→ **GIVEN INSTRUCTION**: Reproduce the records below word for word. Start at the very beginning of the records and stop after the line with "code-text: return: [157, 482, 1494, 524]", including that line.

→ **Data extracted from a collection**:

============================================================

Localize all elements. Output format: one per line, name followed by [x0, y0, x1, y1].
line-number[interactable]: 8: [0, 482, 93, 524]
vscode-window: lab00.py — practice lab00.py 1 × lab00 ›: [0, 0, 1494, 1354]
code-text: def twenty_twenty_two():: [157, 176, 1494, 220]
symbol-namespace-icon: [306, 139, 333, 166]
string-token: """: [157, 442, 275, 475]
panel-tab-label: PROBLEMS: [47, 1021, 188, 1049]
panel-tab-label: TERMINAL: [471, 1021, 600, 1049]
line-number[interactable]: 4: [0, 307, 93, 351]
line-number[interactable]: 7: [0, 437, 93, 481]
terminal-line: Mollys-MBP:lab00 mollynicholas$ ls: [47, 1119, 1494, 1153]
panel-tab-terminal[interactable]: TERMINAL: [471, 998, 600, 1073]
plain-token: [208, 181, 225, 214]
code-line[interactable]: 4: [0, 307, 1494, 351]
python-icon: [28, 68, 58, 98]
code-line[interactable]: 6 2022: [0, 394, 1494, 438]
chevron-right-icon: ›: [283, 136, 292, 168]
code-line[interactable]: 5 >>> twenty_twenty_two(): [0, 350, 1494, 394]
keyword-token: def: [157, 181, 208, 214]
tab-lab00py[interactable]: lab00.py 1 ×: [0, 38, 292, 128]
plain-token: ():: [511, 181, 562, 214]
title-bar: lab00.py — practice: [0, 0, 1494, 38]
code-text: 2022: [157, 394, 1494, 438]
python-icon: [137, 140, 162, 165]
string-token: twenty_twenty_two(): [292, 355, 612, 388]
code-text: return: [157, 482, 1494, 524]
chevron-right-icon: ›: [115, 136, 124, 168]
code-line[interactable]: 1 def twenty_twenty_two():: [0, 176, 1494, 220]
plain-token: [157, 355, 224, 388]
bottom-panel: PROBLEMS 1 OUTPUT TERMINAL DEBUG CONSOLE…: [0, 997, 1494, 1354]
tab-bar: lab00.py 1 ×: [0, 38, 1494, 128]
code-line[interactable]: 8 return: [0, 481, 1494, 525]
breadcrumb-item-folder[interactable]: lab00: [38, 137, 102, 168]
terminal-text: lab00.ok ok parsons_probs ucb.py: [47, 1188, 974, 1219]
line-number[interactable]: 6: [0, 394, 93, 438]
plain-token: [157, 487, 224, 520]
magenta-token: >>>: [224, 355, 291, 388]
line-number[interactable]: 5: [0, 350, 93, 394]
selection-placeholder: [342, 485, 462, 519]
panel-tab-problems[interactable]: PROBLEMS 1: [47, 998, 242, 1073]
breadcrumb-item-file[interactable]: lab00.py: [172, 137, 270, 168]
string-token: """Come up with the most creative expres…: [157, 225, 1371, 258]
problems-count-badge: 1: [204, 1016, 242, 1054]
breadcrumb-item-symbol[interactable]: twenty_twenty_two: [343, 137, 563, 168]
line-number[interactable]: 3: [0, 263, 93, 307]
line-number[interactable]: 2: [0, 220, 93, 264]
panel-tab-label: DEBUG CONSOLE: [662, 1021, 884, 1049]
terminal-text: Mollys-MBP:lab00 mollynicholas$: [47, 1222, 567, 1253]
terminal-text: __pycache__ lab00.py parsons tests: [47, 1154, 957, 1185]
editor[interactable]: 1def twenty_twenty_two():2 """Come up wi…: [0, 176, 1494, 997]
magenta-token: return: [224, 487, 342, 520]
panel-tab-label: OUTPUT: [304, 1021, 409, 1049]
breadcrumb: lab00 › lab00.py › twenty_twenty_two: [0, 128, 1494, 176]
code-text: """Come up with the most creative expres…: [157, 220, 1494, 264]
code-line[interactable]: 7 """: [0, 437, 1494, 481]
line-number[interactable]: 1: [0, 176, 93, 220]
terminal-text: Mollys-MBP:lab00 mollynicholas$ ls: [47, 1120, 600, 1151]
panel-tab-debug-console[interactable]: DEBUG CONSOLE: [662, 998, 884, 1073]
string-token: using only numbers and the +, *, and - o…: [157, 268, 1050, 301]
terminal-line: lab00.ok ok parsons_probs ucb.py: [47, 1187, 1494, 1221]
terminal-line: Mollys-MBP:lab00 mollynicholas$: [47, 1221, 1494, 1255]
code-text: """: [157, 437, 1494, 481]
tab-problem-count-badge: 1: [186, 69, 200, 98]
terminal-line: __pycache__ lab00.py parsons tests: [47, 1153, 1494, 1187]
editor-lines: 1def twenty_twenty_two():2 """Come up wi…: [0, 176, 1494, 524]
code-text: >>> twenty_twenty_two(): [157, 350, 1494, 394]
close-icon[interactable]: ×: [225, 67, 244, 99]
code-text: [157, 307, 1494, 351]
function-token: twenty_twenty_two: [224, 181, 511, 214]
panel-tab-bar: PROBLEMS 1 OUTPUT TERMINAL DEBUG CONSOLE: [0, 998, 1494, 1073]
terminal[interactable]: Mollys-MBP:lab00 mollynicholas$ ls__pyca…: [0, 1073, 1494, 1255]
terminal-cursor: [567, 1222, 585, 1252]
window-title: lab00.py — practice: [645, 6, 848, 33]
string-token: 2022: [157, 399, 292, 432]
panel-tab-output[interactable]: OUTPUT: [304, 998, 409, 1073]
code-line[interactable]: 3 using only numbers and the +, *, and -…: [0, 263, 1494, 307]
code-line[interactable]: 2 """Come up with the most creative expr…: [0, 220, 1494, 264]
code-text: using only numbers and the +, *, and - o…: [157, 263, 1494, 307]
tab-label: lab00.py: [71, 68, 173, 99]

============================================================

→ **EXERCISE RESPONSE**:
Localize all elements. Output format: one per line, name followed by [x0, y0, x1, y1].
line-number[interactable]: 8: [0, 482, 93, 524]
vscode-window: lab00.py — practice lab00.py 1 × lab00 ›: [0, 0, 1494, 1354]
code-text: def twenty_twenty_two():: [157, 176, 1494, 220]
symbol-namespace-icon: [306, 139, 333, 166]
string-token: """: [157, 442, 275, 475]
panel-tab-label: PROBLEMS: [47, 1021, 188, 1049]
panel-tab-label: TERMINAL: [471, 1021, 600, 1049]
line-number[interactable]: 4: [0, 307, 93, 351]
line-number[interactable]: 7: [0, 437, 93, 481]
terminal-line: Mollys-MBP:lab00 mollynicholas$ ls: [47, 1119, 1494, 1153]
panel-tab-terminal[interactable]: TERMINAL: [471, 998, 600, 1073]
plain-token: [208, 181, 225, 214]
code-line[interactable]: 4: [0, 307, 1494, 351]
python-icon: [28, 68, 58, 98]
code-line[interactable]: 6 2022: [0, 394, 1494, 438]
chevron-right-icon: ›: [283, 136, 292, 168]
code-line[interactable]: 5 >>> twenty_twenty_two(): [0, 350, 1494, 394]
keyword-token: def: [157, 181, 208, 214]
tab-lab00py[interactable]: lab00.py 1 ×: [0, 38, 292, 128]
plain-token: ():: [511, 181, 562, 214]
title-bar: lab00.py — practice: [0, 0, 1494, 38]
code-text: 2022: [157, 394, 1494, 438]
python-icon: [137, 140, 162, 165]
string-token: twenty_twenty_two(): [292, 355, 612, 388]
code-text: return: [157, 482, 1494, 524]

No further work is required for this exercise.